__Passage to read__
Tuesday, July 10, 2007

Simone de Beauvoir

Until I started preparing to teach a course on existentialism this fall, I hadn't read Simone de Beauvoir for a number of years--not since my college days of intellectual immaturity back in the late 1980s (which, if you do the subtraction, is almost 20 million years ago). So reading her again now was like reading something entirely new, and I must say that it has been a delight. Following the ungainly prose of Heidegger and Sartre (with its "unhiddenness" and "being-the-basis-of-a-nullity" substantializations), her writing is a literary glass of cool water on a choking, hot day. I'm reading her essay "Woman's Situation and Character" from The Second Sex.
Here are some passages capturing both some of her key ideas and her bracing style.
Many of the faults for which women are reproached--mediocrity, laziness, frivolity, servility--simply express the fact that their horizon is closed. It is said that woman is sensual, she wallows in immanence; but she has first been shut up in it. The harem slave feels no morbid passion for rose preserves and perfumed baths; she has to kill time.
Her frivolity has the same cause as her "sordid materialism"; she considers little things important for lack of any access to great things, and, furthermore, the futilities that fill her days are often of the most serious practical concern to her.

The truth is that when a woman is engaged in an enterprise worthy of a human being, she is quite able to show herself as active, efficient, taciturn--and as ascetic--as a man.

And finally, if woman is earthly, commonplace, basely utilitarian, it is because she is compelled to devote her existence to cooking and washing diapers--no way to acquire a sense of grandeur! It is her duty to assure the monotonous repetition of life in all its mindless factuality.

__Data records__
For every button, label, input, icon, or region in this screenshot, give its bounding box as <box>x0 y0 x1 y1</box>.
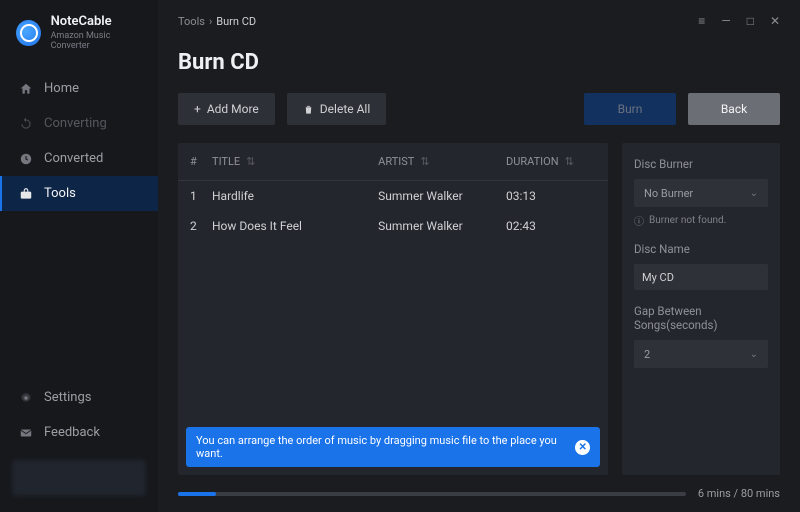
sidebar-item-label: Settings <box>44 390 91 405</box>
sidebar-item-tools[interactable]: Tools <box>0 176 158 211</box>
topbar: Tools › Burn CD ≡ — □ ✕ <box>178 0 780 42</box>
cell-artist: Summer Walker <box>378 219 506 233</box>
warning-text: Burner not found. <box>649 215 726 226</box>
breadcrumb: Tools › Burn CD <box>178 15 256 28</box>
chevron-down-icon: ⌄ <box>750 188 758 199</box>
col-duration[interactable]: DURATION⇅ <box>506 155 596 168</box>
burner-warning: ⓘ Burner not found. <box>634 213 768 228</box>
sort-icon: ⇅ <box>246 155 255 168</box>
sidebar-item-label: Converted <box>44 151 103 166</box>
chevron-down-icon: ⌄ <box>750 349 758 360</box>
converting-icon <box>18 116 33 131</box>
gap-label: Gap Between Songs(seconds) <box>634 304 768 332</box>
account-card[interactable] <box>12 460 146 496</box>
mail-icon <box>18 425 33 440</box>
burn-button[interactable]: Burn <box>584 93 676 125</box>
progress-row: 6 mins / 80 mins <box>178 487 780 500</box>
back-button[interactable]: Back <box>688 93 780 125</box>
gap-select[interactable]: 2 ⌄ <box>634 340 768 368</box>
clock-icon <box>18 151 33 166</box>
add-more-button[interactable]: + Add More <box>178 93 275 125</box>
sidebar-item-label: Tools <box>44 186 76 201</box>
info-tip: You can arrange the order of music by dr… <box>186 427 600 467</box>
sidebar-item-settings[interactable]: Settings <box>0 380 158 415</box>
cell-artist: Summer Walker <box>378 189 506 203</box>
sidebar-item-label: Feedback <box>44 425 100 440</box>
sidebar-item-feedback[interactable]: Feedback <box>0 415 158 450</box>
close-icon[interactable]: ✕ <box>770 14 780 28</box>
main: Tools › Burn CD ≡ — □ ✕ Burn CD + Add Mo… <box>158 0 800 512</box>
sort-icon: ⇅ <box>565 155 574 168</box>
brand: NoteCable Amazon Music Converter <box>0 0 158 67</box>
trash-icon <box>303 104 314 115</box>
page-title: Burn CD <box>178 50 780 75</box>
disc-name-label: Disc Name <box>634 242 768 256</box>
table-row[interactable]: 2 How Does It Feel Summer Walker 02:43 <box>178 211 608 241</box>
brand-logo-icon <box>16 20 41 46</box>
window-controls: ≡ — □ ✕ <box>698 14 780 28</box>
col-title[interactable]: TITLE⇅ <box>212 155 378 168</box>
nav: Home Converting Converted Tools <box>0 71 158 211</box>
sidebar-item-converting[interactable]: Converting <box>0 106 158 141</box>
cell-title: How Does It Feel <box>212 219 378 233</box>
sidebar-item-label: Home <box>44 81 79 96</box>
button-label: Back <box>721 102 747 116</box>
chevron-right-icon: › <box>209 15 212 28</box>
input-value: My CD <box>642 271 674 284</box>
cell-index: 1 <box>190 189 212 203</box>
sort-icon: ⇅ <box>420 155 429 168</box>
sidebar: NoteCable Amazon Music Converter Home Co… <box>0 0 158 512</box>
col-index: # <box>190 155 212 168</box>
menu-icon[interactable]: ≡ <box>698 14 705 28</box>
warning-icon: ⓘ <box>634 213 644 228</box>
info-text: You can arrange the order of music by dr… <box>196 434 575 460</box>
toolbox-icon <box>18 186 33 201</box>
button-label: Delete All <box>320 102 370 116</box>
burn-settings-panel: Disc Burner No Burner ⌄ ⓘ Burner not fou… <box>622 143 780 475</box>
delete-all-button[interactable]: Delete All <box>287 93 386 125</box>
table-row[interactable]: 1 Hardlife Summer Walker 03:13 <box>178 181 608 211</box>
sidebar-item-home[interactable]: Home <box>0 71 158 106</box>
breadcrumb-parent[interactable]: Tools <box>178 15 205 28</box>
brand-name: NoteCable <box>51 14 146 29</box>
plus-icon: + <box>194 102 201 116</box>
table-header: # TITLE⇅ ARTIST⇅ DURATION⇅ <box>178 143 608 181</box>
cell-index: 2 <box>190 219 212 233</box>
brand-text: NoteCable Amazon Music Converter <box>51 14 146 51</box>
gear-icon <box>18 390 33 405</box>
disc-burner-select[interactable]: No Burner ⌄ <box>634 179 768 207</box>
close-tip-button[interactable]: ✕ <box>575 440 590 455</box>
action-row: + Add More Delete All Burn Back <box>178 93 780 125</box>
disc-usage-bar <box>178 492 686 496</box>
home-icon <box>18 81 33 96</box>
select-value: 2 <box>644 348 650 361</box>
disc-burner-label: Disc Burner <box>634 157 768 171</box>
minimize-icon[interactable]: — <box>721 14 730 28</box>
button-label: Add More <box>207 102 259 116</box>
select-value: No Burner <box>644 187 693 200</box>
sidebar-item-converted[interactable]: Converted <box>0 141 158 176</box>
sidebar-item-label: Converting <box>44 116 107 131</box>
disc-usage-fill <box>178 492 216 496</box>
track-table: # TITLE⇅ ARTIST⇅ DURATION⇅ 1 Hardlife Su… <box>178 143 608 475</box>
breadcrumb-current: Burn CD <box>216 15 256 28</box>
cell-duration: 02:43 <box>506 219 596 233</box>
cell-duration: 03:13 <box>506 189 596 203</box>
brand-subtitle: Amazon Music Converter <box>51 31 146 51</box>
disc-usage-text: 6 mins / 80 mins <box>698 487 780 500</box>
col-artist[interactable]: ARTIST⇅ <box>378 155 506 168</box>
disc-name-input[interactable]: My CD <box>634 264 768 290</box>
cell-title: Hardlife <box>212 189 378 203</box>
maximize-icon[interactable]: □ <box>747 14 754 28</box>
content-row: # TITLE⇅ ARTIST⇅ DURATION⇅ 1 Hardlife Su… <box>178 143 780 475</box>
button-label: Burn <box>618 102 643 116</box>
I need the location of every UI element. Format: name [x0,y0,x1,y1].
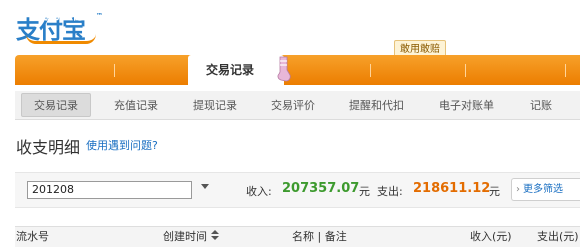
sub-nav-withdraw-records[interactable]: 提现记录 [193,92,237,120]
chevron-right-icon: › [516,184,520,195]
chevron-down-icon[interactable] [201,184,209,189]
sub-nav-reminders-autopay[interactable]: 提醒和代扣 [349,92,404,120]
nav-member-exclusive[interactable]: 会员专享 [486,0,534,30]
expense-label: 支出: [377,185,403,198]
income-unit: 元 [359,185,370,198]
sub-nav-transaction-reviews[interactable]: 交易评价 [271,92,315,120]
sub-nav-transaction-records[interactable]: 交易记录 [34,92,78,120]
sub-nav-e-statement[interactable]: 电子对账单 [439,92,494,120]
nav-my-alipay[interactable]: 我的支付宝 [36,0,96,30]
nav-security-center[interactable]: 安全中心 [305,0,353,30]
column-serial-number: 流水号 [16,230,49,243]
more-filters-button[interactable]: › 更多筛选 [511,178,580,201]
nav-divider [370,64,371,77]
nav-transaction-records[interactable]: 交易记录 [206,55,254,85]
income-label: 收入: [246,185,272,198]
column-income: 收入(元) [470,230,512,243]
more-filters-label: 更多筛选 [523,184,563,195]
column-name-remark: 名称 | 备注 [292,230,347,243]
expense-total: 218611.12 [413,181,491,196]
sort-icon[interactable] [211,230,219,241]
nav-divider [114,64,115,77]
nav-divider [565,64,566,77]
help-link[interactable]: 使用遇到问题? [86,137,158,153]
nav-divider [465,64,466,77]
sub-nav-bookkeeping[interactable]: 记账 [530,92,552,120]
page-title: 收支明细 [16,138,81,157]
expense-unit: 元 [489,185,500,198]
main-nav [15,55,580,85]
month-select[interactable]: 201208 [27,181,192,199]
sub-nav-recharge-records[interactable]: 充值记录 [114,92,158,120]
sock-icon [277,56,291,82]
nav-account-management[interactable]: 账户管理 [133,0,181,30]
logo-swoosh-icon [26,34,96,44]
income-total: 207357.07 [282,181,360,196]
nav-member-guarantee[interactable]: 会员保障 [391,0,439,30]
column-created-time[interactable]: 创建时间 [163,228,207,244]
logo-trademark: ™ [96,12,103,20]
column-expense: 支出(元) [537,230,579,243]
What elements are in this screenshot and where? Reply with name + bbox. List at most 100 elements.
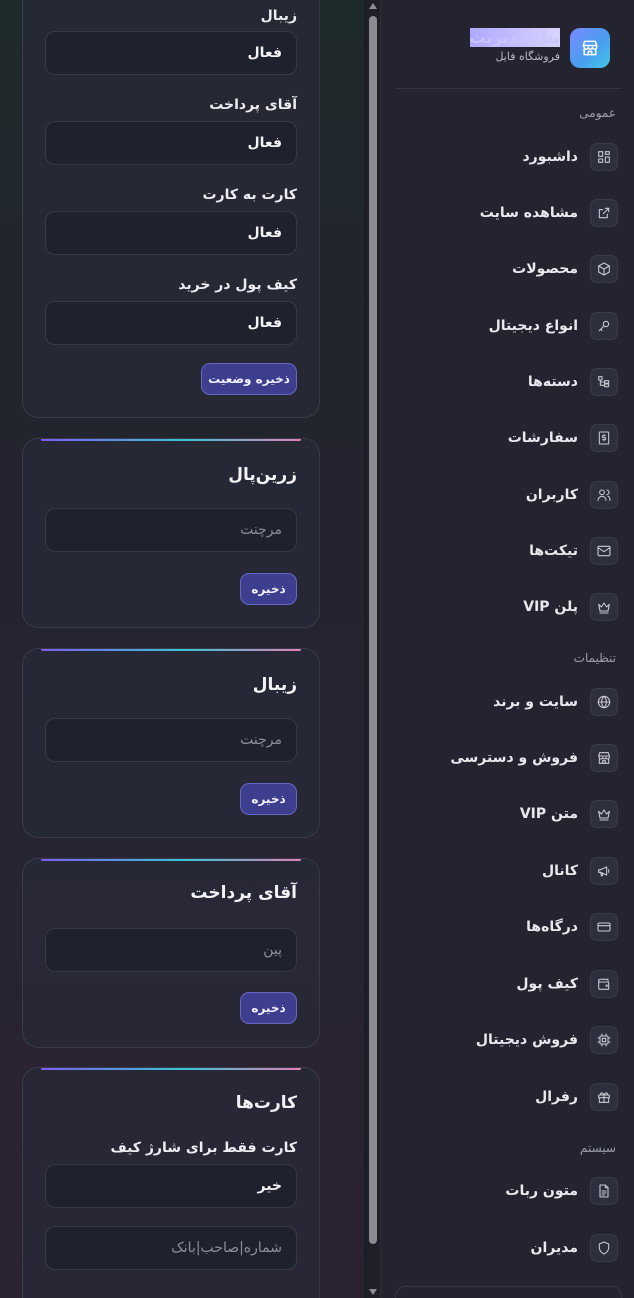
aqay-pardakht-save-button[interactable]: ذخیره: [240, 992, 297, 1024]
brand-title: پنل مدیریت: [469, 28, 560, 47]
sidebar-item-label: متون ربات: [505, 1183, 578, 1199]
field-label-card-to-card: کارت به کارت: [202, 187, 297, 203]
sidebar-item-channel[interactable]: کانال: [394, 851, 618, 891]
sidebar-item-label: کانال: [541, 863, 578, 879]
scroll-up-arrow[interactable]: [369, 3, 377, 9]
field-label-wallet-purchase: کیف پول در خرید: [178, 277, 297, 293]
zibal-merchant-input[interactable]: مرچنت: [45, 718, 297, 762]
card-title: آقای پرداخت: [190, 883, 297, 903]
dashboard-icon: [590, 143, 618, 171]
key-icon: [590, 312, 618, 340]
invoice-icon: [590, 424, 618, 452]
sidebar-item-digital-sales[interactable]: فروش دیجیتال: [394, 1020, 618, 1060]
zibal-card: زیبال مرچنت ذخیره: [22, 648, 320, 838]
card-info-input[interactable]: شماره|صاحب|بانک: [45, 1226, 297, 1270]
sidebar-item-label: درگاه‌ها: [526, 919, 578, 935]
credit-card-icon: [590, 913, 618, 941]
sidebar-item-label: مدیران: [530, 1240, 578, 1256]
card-accent-line: [41, 439, 301, 441]
brand[interactable]: پنل مدیریت فروشگاه فایل: [400, 28, 610, 68]
field-label-card-wallet-only: کارت فقط برای شارژ کیف: [110, 1140, 297, 1156]
sidebar-item-gateways[interactable]: درگاه‌ها: [394, 907, 618, 947]
sidebar-item-digital-types[interactable]: انواع دیجیتال: [394, 306, 618, 346]
external-link-icon: [590, 199, 618, 227]
shield-icon: [590, 1234, 618, 1262]
sidebar-item-vip-plan[interactable]: پلن VIP: [394, 587, 618, 627]
sidebar-item-label: مشاهده سایت: [479, 205, 578, 221]
zarinpal-save-button[interactable]: ذخیره: [240, 573, 297, 605]
gateway-status-card: زیبال فعال آقای پرداخت فعال کارت به کارت…: [22, 0, 320, 418]
sidebar-item-orders[interactable]: سفارشات: [394, 418, 618, 458]
wallet-purchase-status-select[interactable]: فعال: [45, 301, 297, 345]
card-accent-line: [41, 649, 301, 651]
scroll-thumb[interactable]: [369, 16, 377, 1244]
scroll-down-arrow[interactable]: [369, 1289, 377, 1295]
document-icon: [590, 1177, 618, 1205]
megaphone-icon: [590, 857, 618, 885]
save-status-button[interactable]: ذخیره وضعیت: [201, 363, 297, 395]
main-content: زیبال فعال آقای پرداخت فعال کارت به کارت…: [0, 0, 364, 1298]
sidebar-item-bot-texts[interactable]: متون ربات: [394, 1171, 618, 1211]
wallet-icon: [590, 970, 618, 998]
sidebar-item-label: سفارشات: [507, 430, 578, 446]
sidebar-item-categories[interactable]: دسته‌ها: [394, 362, 618, 402]
brand-subtitle: فروشگاه فایل: [495, 50, 560, 63]
sidebar-item-label: کیف پول: [516, 976, 578, 992]
main-scrollbar[interactable]: [366, 0, 380, 1298]
sidebar-item-label: سایت و برند: [493, 694, 578, 710]
sidebar-item-products[interactable]: محصولات: [394, 249, 618, 289]
sidebar-item-label: متن VIP: [519, 806, 578, 822]
zibal-save-button[interactable]: ذخیره: [240, 783, 297, 815]
aqay-pardakht-status-select[interactable]: فعال: [45, 121, 297, 165]
sidebar-item-label: کاربران: [525, 487, 578, 503]
crown-icon: [590, 593, 618, 621]
bank-cards-card: کارت‌ها کارت فقط برای شارژ کیف خیر شماره…: [22, 1067, 320, 1298]
card-accent-line: [41, 859, 301, 861]
zarinpal-merchant-input[interactable]: مرچنت: [45, 508, 297, 552]
sidebar-item-label: فروش و دسترسی: [450, 750, 578, 766]
sidebar: پنل مدیریت فروشگاه فایل عمومی داشبورد مش…: [380, 0, 634, 1298]
crown-icon: [590, 800, 618, 828]
sidebar-item-dashboard[interactable]: داشبورد: [394, 137, 618, 177]
section-label-general: عمومی: [579, 106, 616, 120]
sidebar-item-label: دسته‌ها: [527, 374, 578, 390]
store-logo-icon: [570, 28, 610, 68]
zarinpal-card: زرین‌پال مرچنت ذخیره: [22, 438, 320, 628]
divider: [395, 88, 622, 89]
users-icon: [590, 481, 618, 509]
store-icon: [590, 744, 618, 772]
sidebar-item-vip-text[interactable]: متن VIP: [394, 794, 618, 834]
sidebar-item-wallet[interactable]: کیف پول: [394, 964, 618, 1004]
sidebar-item-label: رفرال: [535, 1089, 578, 1105]
card-accent-line: [41, 1068, 301, 1070]
card-title: کارت‌ها: [235, 1093, 297, 1113]
sidebar-item-referral[interactable]: رفرال: [394, 1077, 618, 1117]
field-label-zibal: زیبال: [260, 8, 297, 24]
box-icon: [590, 255, 618, 283]
section-label-system: سیستم: [580, 1141, 616, 1155]
sidebar-item-label: فروش دیجیتال: [475, 1032, 578, 1048]
aqay-pardakht-card: آقای پرداخت پین ذخیره: [22, 858, 320, 1048]
sidebar-item-tickets[interactable]: تیکت‌ها: [394, 531, 618, 571]
category-tree-icon: [590, 368, 618, 396]
zibal-status-select[interactable]: فعال: [45, 31, 297, 75]
card-wallet-only-select[interactable]: خیر: [45, 1164, 297, 1208]
sidebar-item-label: تیکت‌ها: [529, 543, 578, 559]
sidebar-item-label: داشبورد: [522, 149, 579, 165]
sidebar-item-users[interactable]: کاربران: [394, 475, 618, 515]
field-label-aqay-pardakht: آقای پرداخت: [209, 97, 297, 113]
card-to-card-status-select[interactable]: فعال: [45, 211, 297, 255]
sidebar-item-view-site[interactable]: مشاهده سایت: [394, 193, 618, 233]
section-label-settings: تنظیمات: [573, 651, 616, 665]
sidebar-item-label: انواع دیجیتال: [488, 318, 578, 334]
sidebar-item-admins[interactable]: مدیران: [394, 1228, 618, 1268]
sidebar-item-label: محصولات: [512, 261, 578, 277]
gift-icon: [590, 1083, 618, 1111]
globe-icon: [590, 688, 618, 716]
chip-icon: [590, 1026, 618, 1054]
card-title: زیبال: [252, 675, 297, 695]
aqay-pardakht-pin-input[interactable]: پین: [45, 928, 297, 972]
sidebar-item-sales-access[interactable]: فروش و دسترسی: [394, 738, 618, 778]
sidebar-item-site-brand[interactable]: سایت و برند: [394, 682, 618, 722]
sidebar-item-label: پلن VIP: [523, 599, 578, 615]
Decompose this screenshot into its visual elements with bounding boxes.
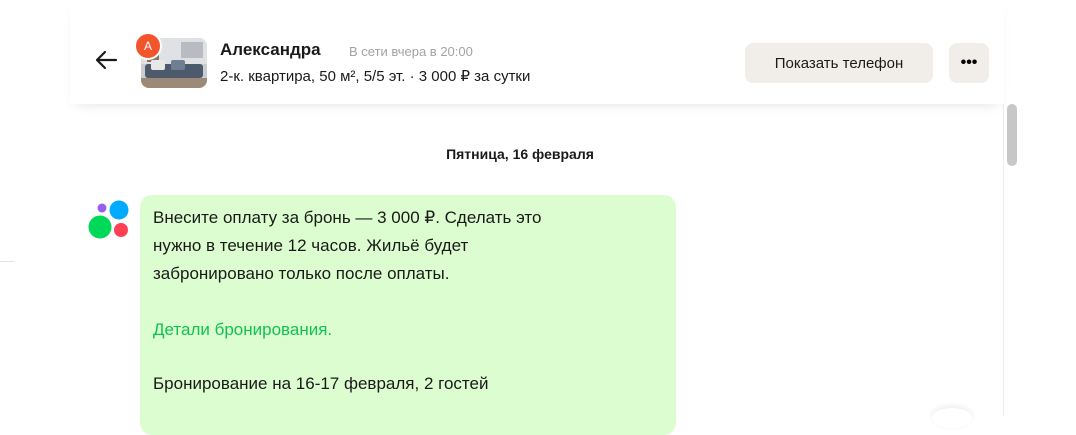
booking-dates-text: Бронирование на 16-17 февраля, 2 гостей bbox=[153, 374, 489, 393]
date-separator: Пятница, 16 февраля bbox=[446, 146, 594, 162]
scrollbar[interactable] bbox=[1007, 104, 1017, 166]
booking-details-link[interactable]: Детали бронирования. bbox=[153, 320, 332, 340]
message-text-line: Внесите оплату за бронь — 3 000 ₽. Сдела… bbox=[153, 208, 542, 227]
chat-header: А Александра В сети вчера в 20:00 2-к. к… bbox=[70, 0, 1004, 104]
message-text-line: забронировано только после оплаты. bbox=[153, 264, 450, 283]
back-arrow-icon[interactable] bbox=[92, 46, 120, 74]
scroll-down-button[interactable] bbox=[932, 408, 972, 428]
chat-border bbox=[1003, 104, 1004, 416]
left-divider bbox=[0, 261, 14, 262]
show-phone-button[interactable]: Показать телефон bbox=[745, 43, 933, 83]
message-bubble bbox=[140, 195, 676, 435]
message-text-line: нужно в течение 12 часов. Жильё будет bbox=[153, 236, 469, 255]
more-options-icon[interactable]: ••• bbox=[949, 43, 989, 83]
listing-summary[interactable]: 2-к. квартира, 50 м², 5/5 эт. · 3 000 ₽ … bbox=[220, 67, 530, 85]
user-avatar[interactable]: А bbox=[134, 32, 162, 60]
online-status: В сети вчера в 20:00 bbox=[349, 44, 473, 59]
avito-logo-icon bbox=[86, 200, 132, 240]
contact-name[interactable]: Александра bbox=[220, 40, 321, 60]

__Directions__
Continue the blog post on Simone de Beauvoir from where it stops.

__Exercise response__
Her life is not directed toward ends: she is absorbed in producing or caring for things that are never more than means, such as food, clothing, and shelter. These things are inessential intermediaries between animal life and free existence.

Woman is shut up in a kitchen or in a boudoir, and astonishment is expressed that her horizon is limited. Her wings are clipped, and it is found deplorable that she cannot fly.

Even when things are quiet, she feels anxious; lying half asleep at night her rest is disturbed by the nightmare shapes that reality assumes; and thus for woman condemned to passivity, the inscrutable future is haunted by phantoms of war, revolution, famine, poverty; being unable to act, she worries. [She] flounders in confusion and darkness; she gets used to it because she does nothing; in her imagination all possibilities have equal reality: the train may be derailed, the operation may go wrong, the business may fail. What she is endeavoring to exorcize in her gloomy ruminations is the specter of her own powerlessness.

Her anxiety is the expression of her distrust of the world as given; if it seems threatening, ready to collapse, this is because she is unhappy in it. For most of the time she is not resigned to being resigned; she knows very well that she suffers as she does against her will: she is a woman without having been consulted in the matter.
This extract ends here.